Use DataX to load CSV data files to OceanBase Database|V4.0.0| docs|Distributed Database

About DataX

As an open-source version of Alibaba Cloud DataWorks, DataX is an offline data synchronization tool widely used in Alibaba Group. DataX efficiently synchronizes data between heterogeneous data sources such as MySQL, Oracle, SQL Server, PostgreSQL, Hadoop Distributed File System (HDFS), Hive, ADS, HBase, Table Store (formerly known as OTS), MaxCompute (formerly known as ODPS), Hologres, Distributed Relational Database Service (DRDS), and OceanBase Database.

For OceanBase Enterprise Edition, you can obtain the DataX internal version in RPM package from OceanBase Technical Support. For OceanBase Community Edition, you can download the source code from the DataX open source website and compile the tool by yourself. When you compile the configuration file, remove unwanted database plug-ins from pom.xml. Otherwise, the compiled package will be very large.

Set of tasks:
[A] Answer these from the DataX overview, one line each:
(i) DataX is an open-source version of what?
(ii) How can OceanBase Enterprise Edition users obtain DataX?
(iii) What should be removed from pom.xml when compiling?
[B] Does the DataX overview support each statement? Answer yes or no, and quote the words that decide it.
(i) DataX is a real-time online synchronization tool.
(ii) OceanBase Community Edition users receive DataX as an RPM package from Technical Support.
(iii) Table Store was formerly known as OTS.

Given records:
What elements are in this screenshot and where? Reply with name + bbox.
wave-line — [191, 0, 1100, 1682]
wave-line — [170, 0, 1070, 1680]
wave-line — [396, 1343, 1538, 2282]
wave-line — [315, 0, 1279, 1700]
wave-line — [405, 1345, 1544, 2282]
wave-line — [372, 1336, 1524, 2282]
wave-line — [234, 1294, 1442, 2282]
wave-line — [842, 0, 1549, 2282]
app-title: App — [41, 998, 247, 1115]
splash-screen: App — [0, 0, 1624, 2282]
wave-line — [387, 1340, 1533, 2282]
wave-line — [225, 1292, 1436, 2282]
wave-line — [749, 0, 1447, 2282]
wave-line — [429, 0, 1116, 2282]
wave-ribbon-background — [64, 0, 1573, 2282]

Results of the tasks:
[A]
(i) Alibaba Cloud DataWorks
(ii) They can get the DataX internal version as an RPM package from OceanBase Technical Support.
(iii) Unwanted database plug-ins

[B]
(i) No: "DataX is an offline data synchronization tool"
(ii) No: "you can download the source code from the DataX open source website and compile the tool by yourself"
(iii) Yes: "Table Store (formerly known as OTS)"